**Written instruction:** Each record is to be printed again precisely as it reads.
**********
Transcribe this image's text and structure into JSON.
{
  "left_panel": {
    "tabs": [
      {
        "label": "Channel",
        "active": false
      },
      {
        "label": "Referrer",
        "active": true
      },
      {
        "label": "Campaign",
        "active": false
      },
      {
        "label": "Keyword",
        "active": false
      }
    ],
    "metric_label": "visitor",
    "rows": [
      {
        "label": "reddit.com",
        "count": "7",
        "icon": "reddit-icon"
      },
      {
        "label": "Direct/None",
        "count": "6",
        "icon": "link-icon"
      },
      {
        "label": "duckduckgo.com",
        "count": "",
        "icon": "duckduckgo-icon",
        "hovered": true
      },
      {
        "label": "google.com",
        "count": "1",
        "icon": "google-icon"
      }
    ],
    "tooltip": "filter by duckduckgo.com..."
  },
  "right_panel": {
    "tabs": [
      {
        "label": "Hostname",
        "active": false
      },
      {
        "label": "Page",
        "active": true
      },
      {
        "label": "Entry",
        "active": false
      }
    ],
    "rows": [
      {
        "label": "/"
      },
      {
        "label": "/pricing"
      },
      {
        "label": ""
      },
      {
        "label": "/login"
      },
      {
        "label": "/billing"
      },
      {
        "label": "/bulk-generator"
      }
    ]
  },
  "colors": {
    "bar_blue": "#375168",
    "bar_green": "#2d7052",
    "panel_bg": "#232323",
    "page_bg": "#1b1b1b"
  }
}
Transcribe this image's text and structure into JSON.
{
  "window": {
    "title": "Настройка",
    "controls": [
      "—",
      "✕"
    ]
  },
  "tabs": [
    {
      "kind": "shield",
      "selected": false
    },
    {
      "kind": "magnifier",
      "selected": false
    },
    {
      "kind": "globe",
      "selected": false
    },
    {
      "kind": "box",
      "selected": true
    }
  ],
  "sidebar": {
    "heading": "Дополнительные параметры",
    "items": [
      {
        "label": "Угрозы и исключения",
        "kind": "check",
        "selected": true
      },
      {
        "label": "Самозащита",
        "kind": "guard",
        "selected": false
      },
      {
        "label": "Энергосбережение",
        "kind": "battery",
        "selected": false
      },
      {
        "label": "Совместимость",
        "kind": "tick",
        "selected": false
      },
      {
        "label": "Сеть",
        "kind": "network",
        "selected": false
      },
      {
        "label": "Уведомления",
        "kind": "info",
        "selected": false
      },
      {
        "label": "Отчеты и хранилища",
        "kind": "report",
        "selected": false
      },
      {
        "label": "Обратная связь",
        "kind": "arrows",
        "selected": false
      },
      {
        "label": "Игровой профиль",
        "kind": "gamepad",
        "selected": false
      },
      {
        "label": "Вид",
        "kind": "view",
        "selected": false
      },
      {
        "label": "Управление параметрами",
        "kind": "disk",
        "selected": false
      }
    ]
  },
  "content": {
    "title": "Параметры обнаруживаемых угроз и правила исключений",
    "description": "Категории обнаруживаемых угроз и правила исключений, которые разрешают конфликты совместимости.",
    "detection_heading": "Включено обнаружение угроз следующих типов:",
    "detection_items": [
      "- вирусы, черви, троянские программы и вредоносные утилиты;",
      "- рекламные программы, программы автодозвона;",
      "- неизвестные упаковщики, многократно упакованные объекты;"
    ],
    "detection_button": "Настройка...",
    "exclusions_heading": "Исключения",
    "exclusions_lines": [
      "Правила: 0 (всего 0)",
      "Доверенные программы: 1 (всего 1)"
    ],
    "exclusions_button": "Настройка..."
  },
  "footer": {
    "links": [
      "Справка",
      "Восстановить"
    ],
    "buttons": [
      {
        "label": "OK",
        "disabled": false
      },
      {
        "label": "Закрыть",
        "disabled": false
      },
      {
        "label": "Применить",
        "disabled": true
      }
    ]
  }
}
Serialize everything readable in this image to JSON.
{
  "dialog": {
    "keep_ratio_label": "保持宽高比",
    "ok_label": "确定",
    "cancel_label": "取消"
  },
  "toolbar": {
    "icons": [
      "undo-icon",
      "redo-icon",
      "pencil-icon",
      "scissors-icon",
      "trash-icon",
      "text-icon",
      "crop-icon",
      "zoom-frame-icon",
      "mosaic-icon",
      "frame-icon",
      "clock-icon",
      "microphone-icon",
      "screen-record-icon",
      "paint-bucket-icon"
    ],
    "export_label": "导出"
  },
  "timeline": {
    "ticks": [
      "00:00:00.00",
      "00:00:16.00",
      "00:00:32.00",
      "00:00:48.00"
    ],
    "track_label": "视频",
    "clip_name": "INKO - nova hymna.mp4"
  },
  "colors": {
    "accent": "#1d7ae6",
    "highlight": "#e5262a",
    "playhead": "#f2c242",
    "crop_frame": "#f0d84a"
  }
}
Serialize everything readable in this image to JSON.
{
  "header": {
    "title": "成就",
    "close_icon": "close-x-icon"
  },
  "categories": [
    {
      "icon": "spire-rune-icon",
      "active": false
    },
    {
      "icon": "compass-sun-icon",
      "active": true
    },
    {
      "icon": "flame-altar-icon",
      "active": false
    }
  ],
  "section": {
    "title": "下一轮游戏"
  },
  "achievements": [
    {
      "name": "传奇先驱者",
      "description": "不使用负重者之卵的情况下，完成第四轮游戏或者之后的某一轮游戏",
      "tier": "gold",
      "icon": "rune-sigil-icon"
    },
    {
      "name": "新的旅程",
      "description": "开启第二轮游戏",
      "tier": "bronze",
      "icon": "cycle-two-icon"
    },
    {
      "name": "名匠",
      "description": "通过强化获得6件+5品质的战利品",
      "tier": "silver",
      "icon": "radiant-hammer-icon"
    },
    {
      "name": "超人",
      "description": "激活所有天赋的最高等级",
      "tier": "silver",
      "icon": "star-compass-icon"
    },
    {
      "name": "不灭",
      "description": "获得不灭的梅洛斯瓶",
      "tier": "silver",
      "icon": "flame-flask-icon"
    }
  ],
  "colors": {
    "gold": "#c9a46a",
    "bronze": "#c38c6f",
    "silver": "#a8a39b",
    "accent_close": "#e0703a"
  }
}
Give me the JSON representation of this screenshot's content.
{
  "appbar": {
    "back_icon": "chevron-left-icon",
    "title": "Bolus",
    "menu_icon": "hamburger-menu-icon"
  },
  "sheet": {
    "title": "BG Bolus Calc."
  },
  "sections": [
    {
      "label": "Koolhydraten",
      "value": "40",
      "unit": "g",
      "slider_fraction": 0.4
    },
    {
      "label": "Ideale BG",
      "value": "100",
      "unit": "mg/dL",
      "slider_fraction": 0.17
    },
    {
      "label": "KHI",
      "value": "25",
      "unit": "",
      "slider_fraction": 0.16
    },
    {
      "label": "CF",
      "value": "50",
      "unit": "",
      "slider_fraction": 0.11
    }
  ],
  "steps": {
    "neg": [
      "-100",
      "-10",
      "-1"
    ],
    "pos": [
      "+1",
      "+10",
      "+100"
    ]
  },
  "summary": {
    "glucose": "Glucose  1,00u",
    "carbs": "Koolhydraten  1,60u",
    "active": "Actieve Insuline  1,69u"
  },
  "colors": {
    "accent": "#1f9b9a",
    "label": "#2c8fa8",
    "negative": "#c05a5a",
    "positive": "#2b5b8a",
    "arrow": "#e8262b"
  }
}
**********
**Task answer:**
Transcribe this image's text and structure into JSON.
{
  "left_panel": {
    "tabs": [
      {
        "label": "Channel",
        "active": false
      },
      {
        "label": "Referrer",
        "active": true
      },
      {
        "label": "Campaign",
        "active": false
      },
      {
        "label": "Keyword",
        "active": false
      }
    ],
    "metric_label": "visitor",
    "rows": [
      {
        "label": "reddit.com",
        "count": "7",
        "icon": "reddit-icon"
      },
      {
        "label": "Direct/None",
        "count": "6",
        "icon": "link-icon"
      },
      {
        "label": "duckduckgo.com",
        "count": "",
        "icon": "duckduckgo-icon",
        "hovered": true
      },
      {
        "label": "google.com",
        "count": "1",
        "icon": "google-icon"
      }
    ],
    "tooltip": "filter by duckduckgo.com..."
  },
  "right_panel": {
    "tabs": [
      {
        "label": "Hostname",
        "active": false
      },
      {
        "label": "Page",
        "active": true
      },
      {
        "label": "Entry",
        "active": false
      }
    ],
    "rows": [
      {
        "label": "/"
      },
      {
        "label": "/pricing"
      },
      {
        "label": ""
      },
      {
        "label": "/login"
      },
      {
        "label": "/billing"
      },
      {
        "label": "/bulk-generator"
      }
    ]
  },
  "colors": {
    "bar_blue": "#375168",
    "bar_green": "#2d7052",
    "panel_bg": "#232323",
    "page_bg": "#1b1b1b"
  }
}
Transcribe this image's text and structure into JSON.
{
  "window": {
    "title": "Настройка",
    "controls": [
      "—",
      "✕"
    ]
  },
  "tabs": [
    {
      "kind": "shield",
      "selected": false
    },
    {
      "kind": "magnifier",
      "selected": false
    },
    {
      "kind": "globe",
      "selected": false
    },
    {
      "kind": "box",
      "selected": true
    }
  ],
  "sidebar": {
    "heading": "Дополнительные параметры",
    "items": [
      {
        "label": "Угрозы и исключения",
        "kind": "check",
        "selected": true
      },
      {
        "label": "Самозащита",
        "kind": "guard",
        "selected": false
      },
      {
        "label": "Энергосбережение",
        "kind": "battery",
        "selected": false
      },
      {
        "label": "Совместимость",
        "kind": "tick",
        "selected": false
      },
      {
        "label": "Сеть",
        "kind": "network",
        "selected": false
      },
      {
        "label": "Уведомления",
        "kind": "info",
        "selected": false
      },
      {
        "label": "Отчеты и хранилища",
        "kind": "report",
        "selected": false
      },
      {
        "label": "Обратная связь",
        "kind": "arrows",
        "selected": false
      },
      {
        "label": "Игровой профиль",
        "kind": "gamepad",
        "selected": false
      },
      {
        "label": "Вид",
        "kind": "view",
        "selected": false
      },
      {
        "label": "Управление параметрами",
        "kind": "disk",
        "selected": false
      }
    ]
  },
  "content": {
    "title": "Параметры обнаруживаемых угроз и правила исключений",
    "description": "Категории обнаруживаемых угроз и правила исключений, которые разрешают конфликты совместимости.",
    "detection_heading": "Включено обнаружение угроз следующих типов:",
    "detection_items": [
      "- вирусы, черви, троянские программы и вредоносные утилиты;",
      "- рекламные программы, программы автодозвона;",
      "- неизвестные упаковщики, многократно упакованные объекты;"
    ],
    "detection_button": "Настройка...",
    "exclusions_heading": "Исключения",
    "exclusions_lines": [
      "Правила: 0 (всего 0)",
      "Доверенные программы: 1 (всего 1)"
    ],
    "exclusions_button": "Настройка..."
  },
  "footer": {
    "links": [
      "Справка",
      "Восстановить"
    ],
    "buttons": [
      {
        "label": "OK",
        "disabled": false
      },
      {
        "label": "Закрыть",
        "disabled": false
      },
      {
        "label": "Применить",
        "disabled": true
      }
    ]
  }
}
Serialize everything readable in this image to JSON.
{
  "dialog": {
    "keep_ratio_label": "保持宽高比",
    "ok_label": "确定",
    "cancel_label": "取消"
  },
  "toolbar": {
    "icons": [
      "undo-icon",
      "redo-icon",
      "pencil-icon",
      "scissors-icon",
      "trash-icon",
      "text-icon",
      "crop-icon",
      "zoom-frame-icon",
      "mosaic-icon",
      "frame-icon",
      "clock-icon",
      "microphone-icon",
      "screen-record-icon",
      "paint-bucket-icon"
    ],
    "export_label": "导出"
  },
  "timeline": {
    "ticks": [
      "00:00:00.00",
      "00:00:16.00",
      "00:00:32.00",
      "00:00:48.00"
    ],
    "track_label": "视频",
    "clip_name": "INKO - nova hymna.mp4"
  },
  "colors": {
    "accent": "#1d7ae6",
    "highlight": "#e5262a",
    "playhead": "#f2c242",
    "crop_frame": "#f0d84a"
  }
}
Serialize everything readable in this image to JSON.
{
  "header": {
    "title": "成就",
    "close_icon": "close-x-icon"
  },
  "categories": [
    {
      "icon": "spire-rune-icon",
      "active": false
    },
    {
      "icon": "compass-sun-icon",
      "active": true
    },
    {
      "icon": "flame-altar-icon",
      "active": false
    }
  ],
  "section": {
    "title": "下一轮游戏"
  },
  "achievements": [
    {
      "name": "传奇先驱者",
      "description": "不使用负重者之卵的情况下，完成第四轮游戏或者之后的某一轮游戏",
      "tier": "gold",
      "icon": "rune-sigil-icon"
    },
    {
      "name": "新的旅程",
      "description": "开启第二轮游戏",
      "tier": "bronze",
      "icon": "cycle-two-icon"
    },
    {
      "name": "名匠",
      "description": "通过强化获得6件+5品质的战利品",
      "tier": "silver",
      "icon": "radiant-hammer-icon"
    },
    {
      "name": "超人",
      "description": "激活所有天赋的最高等级",
      "tier": "silver",
      "icon": "star-compass-icon"
    },
    {
      "name": "不灭",
      "description": "获得不灭的梅洛斯瓶",
      "tier": "silver",
      "icon": "flame-flask-icon"
    }
  ],
  "colors": {
    "gold": "#c9a46a",
    "bronze": "#c38c6f",
    "silver": "#a8a39b",
    "accent_close": "#e0703a"
  }
}
Give me the JSON representation of this screenshot's content.
{
  "appbar": {
    "back_icon": "chevron-left-icon",
    "title": "Bolus",
    "menu_icon": "hamburger-menu-icon"
  },
  "sheet": {
    "title": "BG Bolus Calc."
  },
  "sections": [
    {
      "label": "Koolhydraten",
      "value": "40",
      "unit": "g",
      "slider_fraction": 0.4
    },
    {
      "label": "Ideale BG",
      "value": "100",
      "unit": "mg/dL",
      "slider_fraction": 0.17
    },
    {
      "label": "KHI",
      "value": "25",
      "unit": "",
      "slider_fraction": 0.16
    },
    {
      "label": "CF",
      "value": "50",
      "unit": "",
      "slider_fraction": 0.11
    }
  ],
  "steps": {
    "neg": [
      "-100",
      "-10",
      "-1"
    ],
    "pos": [
      "+1",
      "+10",
      "+100"
    ]
  },
  "summary": {
    "glucose": "Glucose  1,00u",
    "carbs": "Koolhydraten  1,60u",
    "active": "Actieve Insuline  1,69u"
  },
  "colors": {
    "accent": "#1f9b9a",
    "label": "#2c8fa8",
    "negative": "#c05a5a",
    "positive": "#2b5b8a",
    "arrow": "#e8262b"
  }
}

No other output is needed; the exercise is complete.